* _Task description_: From the line that contains "Serialize everything readable" through the closing line of the entries, write out each line exactly; pictures stay out.
___
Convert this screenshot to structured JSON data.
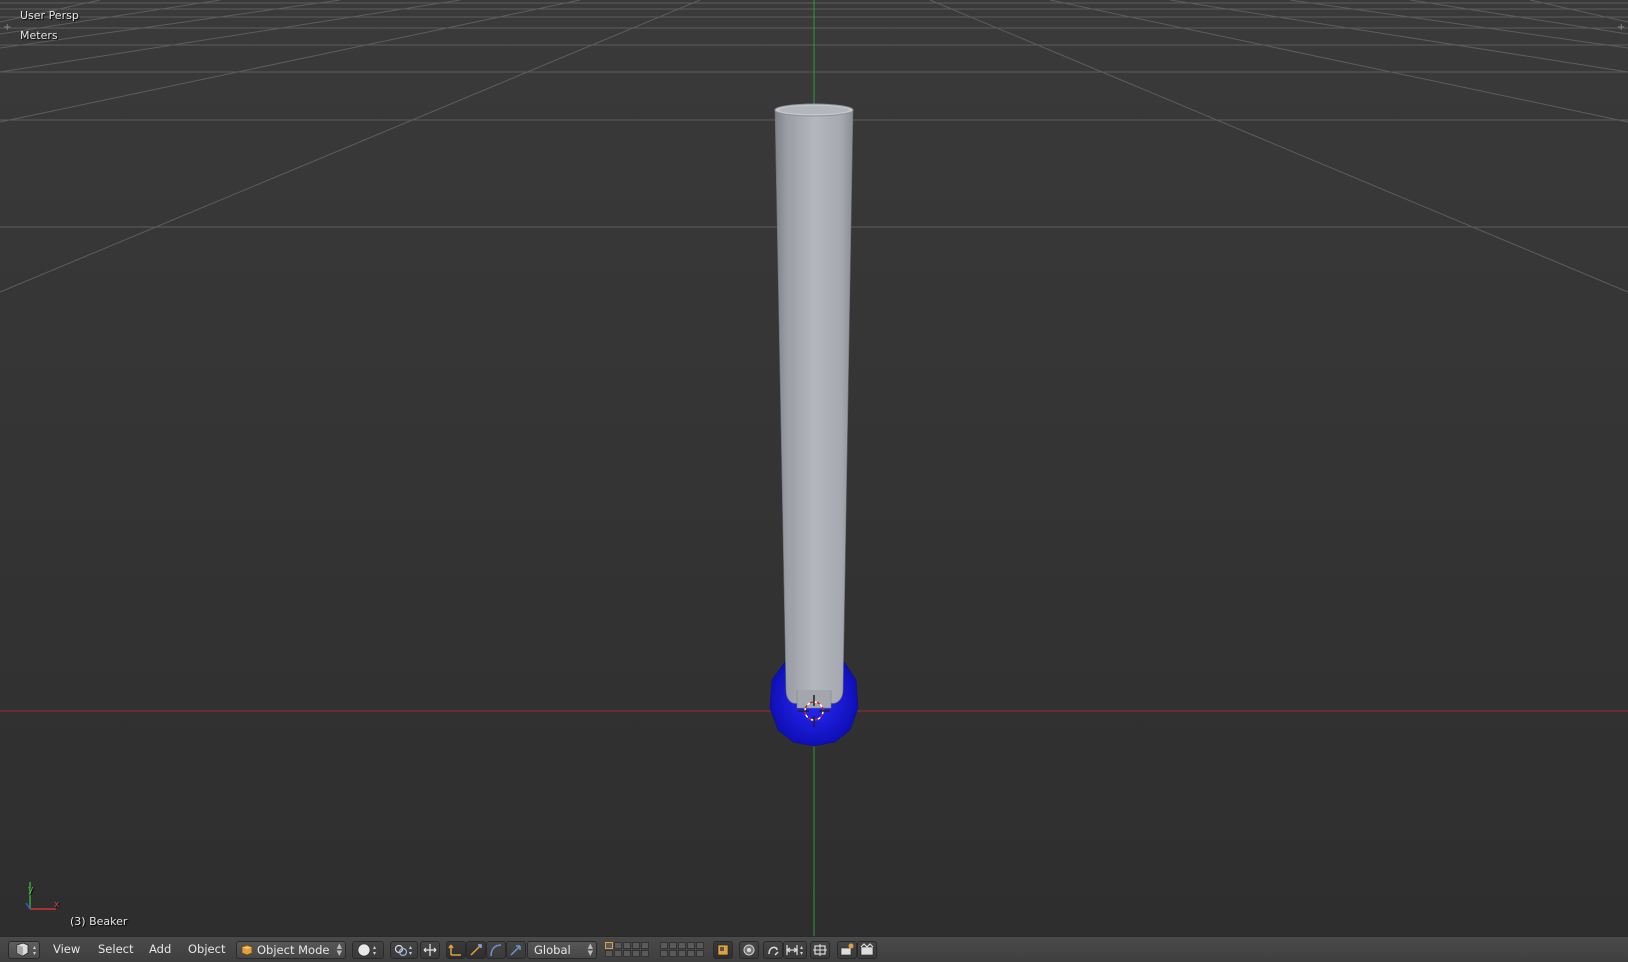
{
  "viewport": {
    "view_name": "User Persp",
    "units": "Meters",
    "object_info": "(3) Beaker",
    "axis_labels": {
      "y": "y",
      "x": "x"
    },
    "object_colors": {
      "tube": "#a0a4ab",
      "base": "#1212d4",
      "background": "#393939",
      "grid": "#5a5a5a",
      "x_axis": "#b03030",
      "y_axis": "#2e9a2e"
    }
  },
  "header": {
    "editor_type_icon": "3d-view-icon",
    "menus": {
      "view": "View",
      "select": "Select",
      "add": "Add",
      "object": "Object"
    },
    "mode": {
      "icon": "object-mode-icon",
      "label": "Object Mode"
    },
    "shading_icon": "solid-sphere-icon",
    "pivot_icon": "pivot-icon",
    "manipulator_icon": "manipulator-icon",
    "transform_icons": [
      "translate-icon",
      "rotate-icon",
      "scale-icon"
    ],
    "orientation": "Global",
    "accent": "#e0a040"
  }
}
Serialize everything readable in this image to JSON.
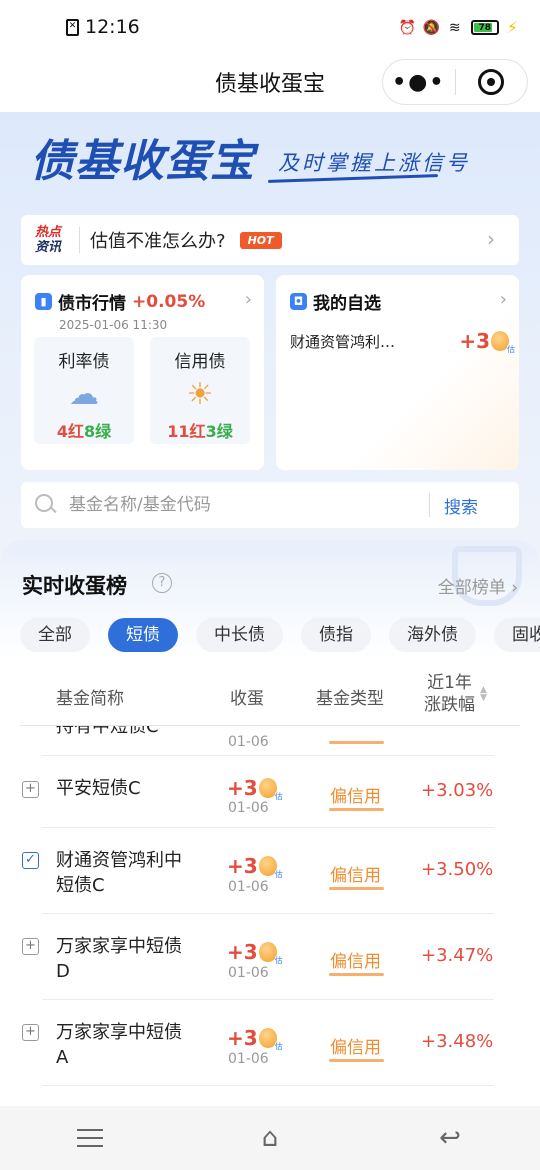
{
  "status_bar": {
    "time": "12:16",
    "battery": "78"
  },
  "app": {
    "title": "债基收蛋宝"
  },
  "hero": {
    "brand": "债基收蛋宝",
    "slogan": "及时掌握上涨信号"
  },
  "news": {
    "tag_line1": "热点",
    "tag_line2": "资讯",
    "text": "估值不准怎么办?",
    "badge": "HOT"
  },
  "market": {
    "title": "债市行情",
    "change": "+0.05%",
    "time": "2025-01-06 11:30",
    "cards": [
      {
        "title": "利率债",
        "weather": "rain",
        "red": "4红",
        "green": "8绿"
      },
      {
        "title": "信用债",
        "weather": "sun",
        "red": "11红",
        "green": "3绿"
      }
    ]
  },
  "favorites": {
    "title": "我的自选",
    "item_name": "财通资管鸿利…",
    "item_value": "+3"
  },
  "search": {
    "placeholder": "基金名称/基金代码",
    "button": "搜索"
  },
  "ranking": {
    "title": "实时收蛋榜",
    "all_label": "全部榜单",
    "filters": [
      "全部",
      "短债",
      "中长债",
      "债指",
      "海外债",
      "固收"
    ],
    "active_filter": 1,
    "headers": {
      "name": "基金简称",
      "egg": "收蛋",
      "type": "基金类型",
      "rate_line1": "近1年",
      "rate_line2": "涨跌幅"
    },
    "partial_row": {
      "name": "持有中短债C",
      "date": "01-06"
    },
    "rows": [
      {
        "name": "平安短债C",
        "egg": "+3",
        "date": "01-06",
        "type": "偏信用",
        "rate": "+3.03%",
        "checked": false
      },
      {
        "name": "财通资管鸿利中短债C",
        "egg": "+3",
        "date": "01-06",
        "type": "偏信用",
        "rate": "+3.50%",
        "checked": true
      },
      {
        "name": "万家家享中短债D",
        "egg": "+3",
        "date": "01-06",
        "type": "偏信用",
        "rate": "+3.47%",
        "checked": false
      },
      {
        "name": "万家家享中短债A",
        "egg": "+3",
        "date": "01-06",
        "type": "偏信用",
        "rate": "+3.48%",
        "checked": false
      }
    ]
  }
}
___
* _Output below_:
Serialize everything readable in this image to JSON.
{
  "status_bar": {
    "time": "12:16",
    "battery": "78"
  },
  "app": {
    "title": "债基收蛋宝"
  },
  "hero": {
    "brand": "债基收蛋宝",
    "slogan": "及时掌握上涨信号"
  },
  "news": {
    "tag_line1": "热点",
    "tag_line2": "资讯",
    "text": "估值不准怎么办?",
    "badge": "HOT"
  },
  "market": {
    "title": "债市行情",
    "change": "+0.05%",
    "time": "2025-01-06 11:30",
    "cards": [
      {
        "title": "利率债",
        "weather": "rain",
        "red": "4红",
        "green": "8绿"
      },
      {
        "title": "信用债",
        "weather": "sun",
        "red": "11红",
        "green": "3绿"
      }
    ]
  },
  "favorites": {
    "title": "我的自选",
    "item_name": "财通资管鸿利…",
    "item_value": "+3"
  },
  "search": {
    "placeholder": "基金名称/基金代码",
    "button": "搜索"
  },
  "ranking": {
    "title": "实时收蛋榜",
    "all_label": "全部榜单",
    "filters": [
      "全部",
      "短债",
      "中长债",
      "债指",
      "海外债",
      "固收"
    ],
    "active_filter": 1,
    "headers": {
      "name": "基金简称",
      "egg": "收蛋",
      "type": "基金类型",
      "rate_line1": "近1年",
      "rate_line2": "涨跌幅"
    },
    "partial_row": {
      "name": "持有中短债C",
      "date": "01-06"
    },
    "rows": [
      {
        "name": "平安短债C",
        "egg": "+3",
        "date": "01-06",
        "type": "偏信用",
        "rate": "+3.03%",
        "checked": false
      },
      {
        "name": "财通资管鸿利中短债C",
        "egg": "+3",
        "date": "01-06",
        "type": "偏信用",
        "rate": "+3.50%",
        "checked": true
      },
      {
        "name": "万家家享中短债D",
        "egg": "+3",
        "date": "01-06",
        "type": "偏信用",
        "rate": "+3.47%",
        "checked": false
      },
      {
        "name": "万家家享中短债A",
        "egg": "+3",
        "date": "01-06",
        "type": "偏信用",
        "rate": "+3.48%",
        "checked": false
      }
    ]
  }
}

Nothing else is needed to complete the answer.